Work to be completed.
Copy the following records line for line, with no changes.

Raw data.
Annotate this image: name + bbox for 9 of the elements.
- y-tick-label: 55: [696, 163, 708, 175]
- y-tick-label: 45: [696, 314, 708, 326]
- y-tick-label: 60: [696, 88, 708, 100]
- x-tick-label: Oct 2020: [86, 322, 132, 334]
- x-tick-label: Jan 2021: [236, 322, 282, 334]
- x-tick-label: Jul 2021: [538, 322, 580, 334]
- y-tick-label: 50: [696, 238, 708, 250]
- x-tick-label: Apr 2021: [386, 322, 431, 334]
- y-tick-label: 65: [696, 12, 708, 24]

Expected output.
Annotate this image: name + bbox for 9 of the elements.
- y-tick-label: 55: [696, 163, 708, 175]
- y-tick-label: 45: [696, 314, 708, 326]
- y-tick-label: 60: [696, 88, 708, 100]
- x-tick-label: Oct 2020: [86, 322, 132, 334]
- x-tick-label: Jan 2021: [236, 322, 282, 334]
- x-tick-label: Jul 2021: [538, 322, 580, 334]
- y-tick-label: 50: [696, 238, 708, 250]
- x-tick-label: Apr 2021: [386, 322, 431, 334]
- y-tick-label: 65: [696, 12, 708, 24]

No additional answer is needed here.